WHAT YOU WILL DO.
Your task is to transcribe all of the data below exactly, omitting the images.

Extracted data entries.
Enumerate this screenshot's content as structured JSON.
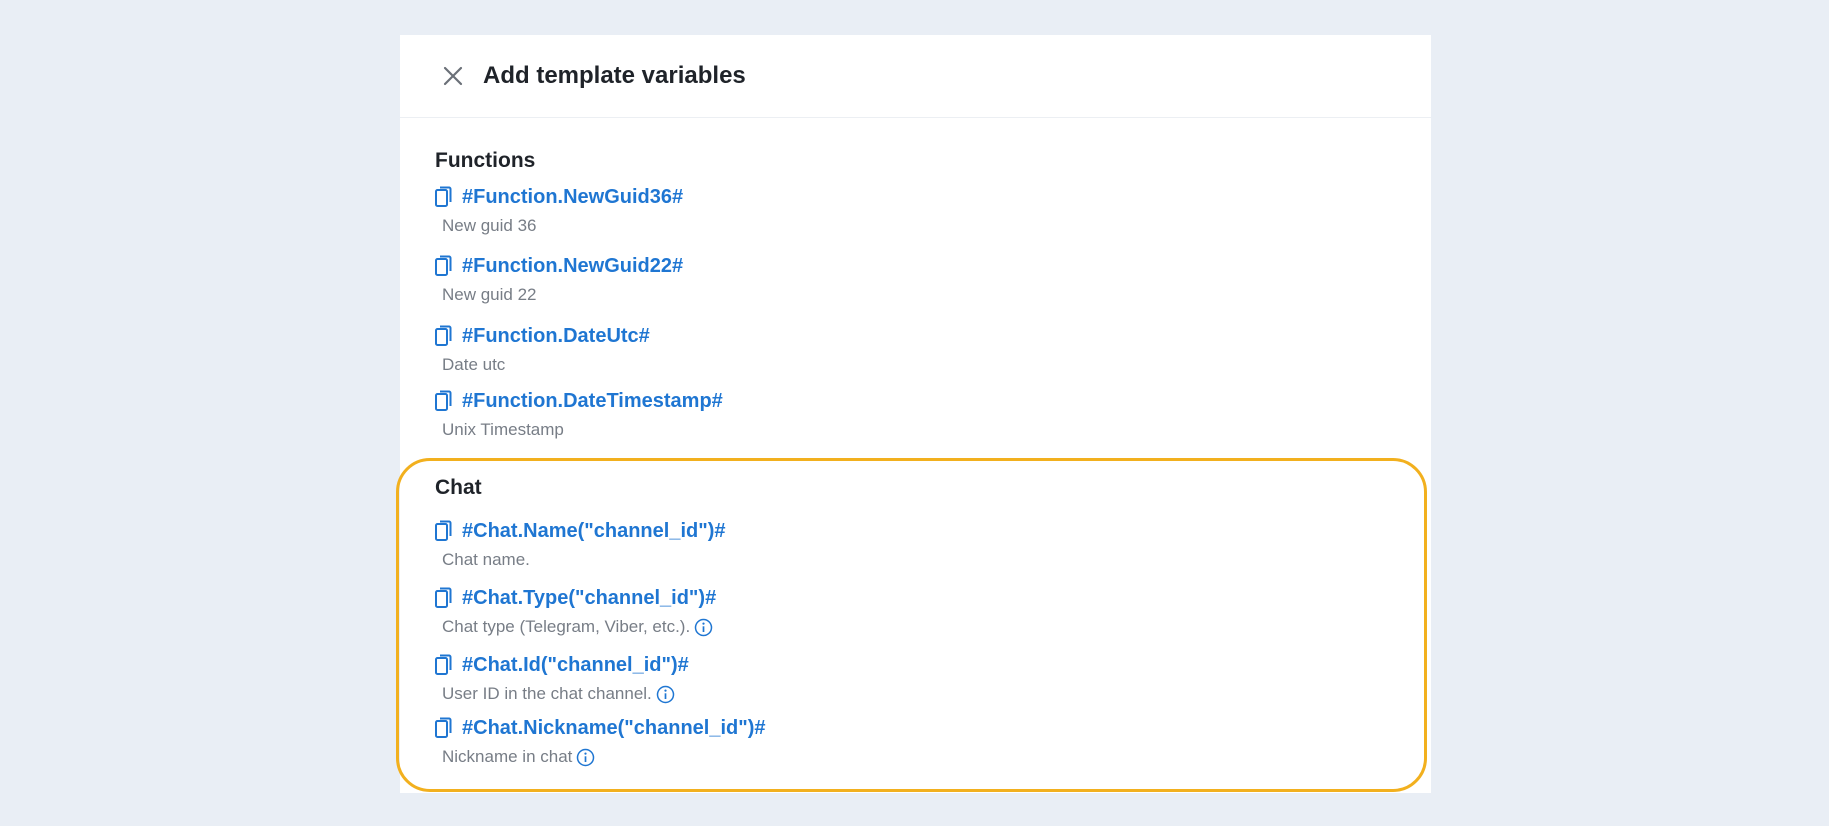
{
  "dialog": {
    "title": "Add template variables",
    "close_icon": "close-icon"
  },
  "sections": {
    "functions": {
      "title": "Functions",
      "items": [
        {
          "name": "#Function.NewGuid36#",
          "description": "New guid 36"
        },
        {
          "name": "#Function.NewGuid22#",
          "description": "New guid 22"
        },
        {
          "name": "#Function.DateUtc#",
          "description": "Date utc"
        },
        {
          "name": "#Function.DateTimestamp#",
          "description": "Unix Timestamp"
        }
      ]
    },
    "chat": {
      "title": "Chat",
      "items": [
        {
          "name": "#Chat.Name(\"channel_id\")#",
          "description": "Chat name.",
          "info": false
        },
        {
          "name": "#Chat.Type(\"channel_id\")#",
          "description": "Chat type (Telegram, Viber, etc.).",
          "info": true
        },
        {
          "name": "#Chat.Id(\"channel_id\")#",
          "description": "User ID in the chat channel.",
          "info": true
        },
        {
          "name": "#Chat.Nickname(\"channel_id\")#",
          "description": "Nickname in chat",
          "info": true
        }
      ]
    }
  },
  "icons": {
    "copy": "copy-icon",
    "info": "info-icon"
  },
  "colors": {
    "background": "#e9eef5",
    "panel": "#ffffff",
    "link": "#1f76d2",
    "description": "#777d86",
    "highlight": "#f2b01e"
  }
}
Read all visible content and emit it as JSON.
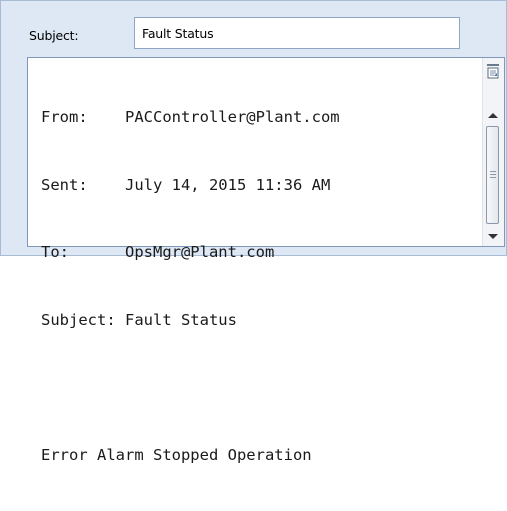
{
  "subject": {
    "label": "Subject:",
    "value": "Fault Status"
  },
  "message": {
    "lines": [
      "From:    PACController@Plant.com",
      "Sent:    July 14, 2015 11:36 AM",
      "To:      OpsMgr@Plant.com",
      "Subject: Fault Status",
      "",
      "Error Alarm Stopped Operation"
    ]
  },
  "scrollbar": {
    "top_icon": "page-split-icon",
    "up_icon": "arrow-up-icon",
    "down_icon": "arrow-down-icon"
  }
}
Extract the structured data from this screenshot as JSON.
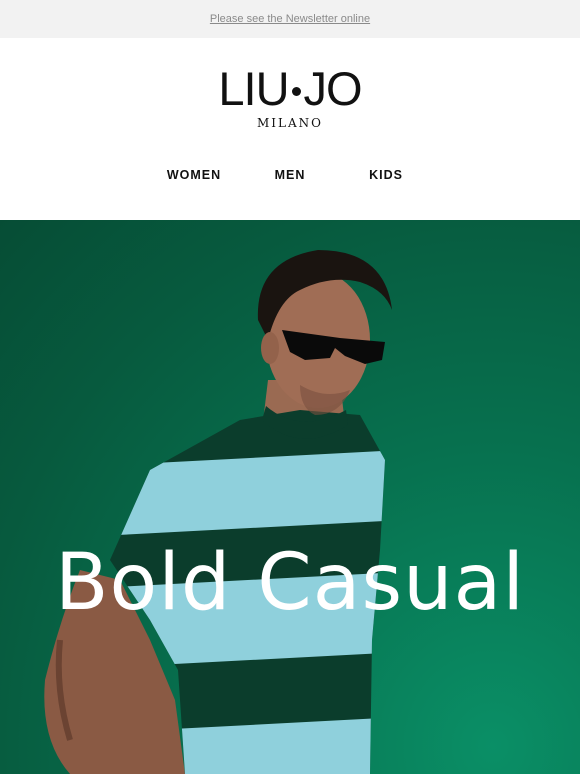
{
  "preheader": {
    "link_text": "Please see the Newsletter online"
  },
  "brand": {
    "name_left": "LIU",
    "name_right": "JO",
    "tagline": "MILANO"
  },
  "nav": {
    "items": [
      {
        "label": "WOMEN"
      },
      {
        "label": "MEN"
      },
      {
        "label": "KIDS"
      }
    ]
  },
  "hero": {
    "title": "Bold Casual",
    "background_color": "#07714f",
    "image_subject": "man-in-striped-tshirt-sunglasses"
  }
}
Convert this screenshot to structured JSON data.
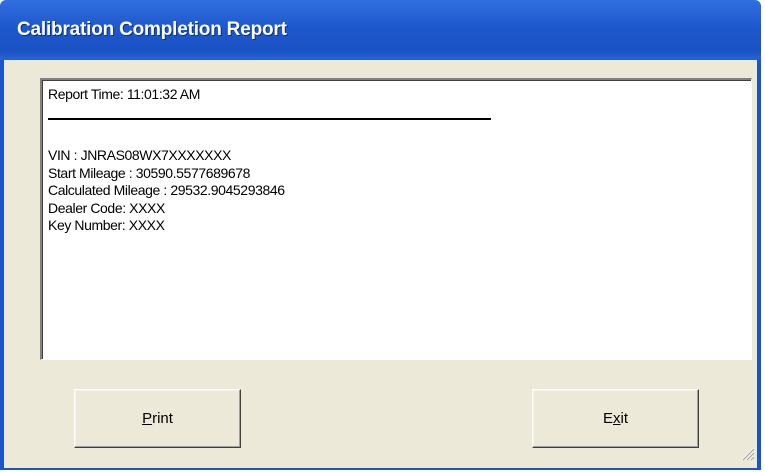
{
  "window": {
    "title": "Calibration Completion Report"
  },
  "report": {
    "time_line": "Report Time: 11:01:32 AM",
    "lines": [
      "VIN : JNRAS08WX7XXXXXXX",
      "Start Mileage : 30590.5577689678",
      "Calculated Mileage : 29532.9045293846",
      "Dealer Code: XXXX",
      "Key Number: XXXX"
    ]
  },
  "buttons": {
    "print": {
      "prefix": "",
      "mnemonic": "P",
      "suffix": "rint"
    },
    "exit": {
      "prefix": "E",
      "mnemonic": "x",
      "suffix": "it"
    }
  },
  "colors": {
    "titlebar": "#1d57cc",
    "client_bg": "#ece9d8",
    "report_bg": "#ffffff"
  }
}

RESPONSE TO THE TASK.
Enumerate this screenshot's content as structured JSON.
{
  "dialog": {
    "title": "Add template variables",
    "close_icon": "close-icon"
  },
  "sections": {
    "functions": {
      "title": "Functions",
      "items": [
        {
          "name": "#Function.NewGuid36#",
          "description": "New guid 36"
        },
        {
          "name": "#Function.NewGuid22#",
          "description": "New guid 22"
        },
        {
          "name": "#Function.DateUtc#",
          "description": "Date utc"
        },
        {
          "name": "#Function.DateTimestamp#",
          "description": "Unix Timestamp"
        }
      ]
    },
    "chat": {
      "title": "Chat",
      "items": [
        {
          "name": "#Chat.Name(\"channel_id\")#",
          "description": "Chat name.",
          "info": false
        },
        {
          "name": "#Chat.Type(\"channel_id\")#",
          "description": "Chat type (Telegram, Viber, etc.).",
          "info": true
        },
        {
          "name": "#Chat.Id(\"channel_id\")#",
          "description": "User ID in the chat channel.",
          "info": true
        },
        {
          "name": "#Chat.Nickname(\"channel_id\")#",
          "description": "Nickname in chat",
          "info": true
        }
      ]
    }
  },
  "icons": {
    "copy": "copy-icon",
    "info": "info-icon"
  },
  "colors": {
    "background": "#e9eef5",
    "panel": "#ffffff",
    "link": "#1f76d2",
    "description": "#777d86",
    "highlight": "#f2b01e"
  }
}
Read all visible content and emit it as JSON.
{
  "subject": {
    "label": "Subject:",
    "value": "Fault Status"
  },
  "message": {
    "lines": [
      "From:    PACController@Plant.com",
      "Sent:    July 14, 2015 11:36 AM",
      "To:      OpsMgr@Plant.com",
      "Subject: Fault Status",
      "",
      "Error Alarm Stopped Operation"
    ]
  },
  "scrollbar": {
    "top_icon": "page-split-icon",
    "up_icon": "arrow-up-icon",
    "down_icon": "arrow-down-icon"
  }
}
Extract the structured data from this screenshot as JSON.
{
  "preheader": {
    "link_text": "Please see the Newsletter online"
  },
  "brand": {
    "name_left": "LIU",
    "name_right": "JO",
    "tagline": "MILANO"
  },
  "nav": {
    "items": [
      {
        "label": "WOMEN"
      },
      {
        "label": "MEN"
      },
      {
        "label": "KIDS"
      }
    ]
  },
  "hero": {
    "title": "Bold Casual",
    "background_color": "#07714f",
    "image_subject": "man-in-striped-tshirt-sunglasses"
  }
}
Convert this screenshot to structured JSON data.
{
  "window": {
    "title": "Calibration Completion Report"
  },
  "report": {
    "time_line": "Report Time: 11:01:32 AM",
    "lines": [
      "VIN : JNRAS08WX7XXXXXXX",
      "Start Mileage : 30590.5577689678",
      "Calculated Mileage : 29532.9045293846",
      "Dealer Code: XXXX",
      "Key Number: XXXX"
    ]
  },
  "buttons": {
    "print": {
      "prefix": "",
      "mnemonic": "P",
      "suffix": "rint"
    },
    "exit": {
      "prefix": "E",
      "mnemonic": "x",
      "suffix": "it"
    }
  },
  "colors": {
    "titlebar": "#1d57cc",
    "client_bg": "#ece9d8",
    "report_bg": "#ffffff"
  }
}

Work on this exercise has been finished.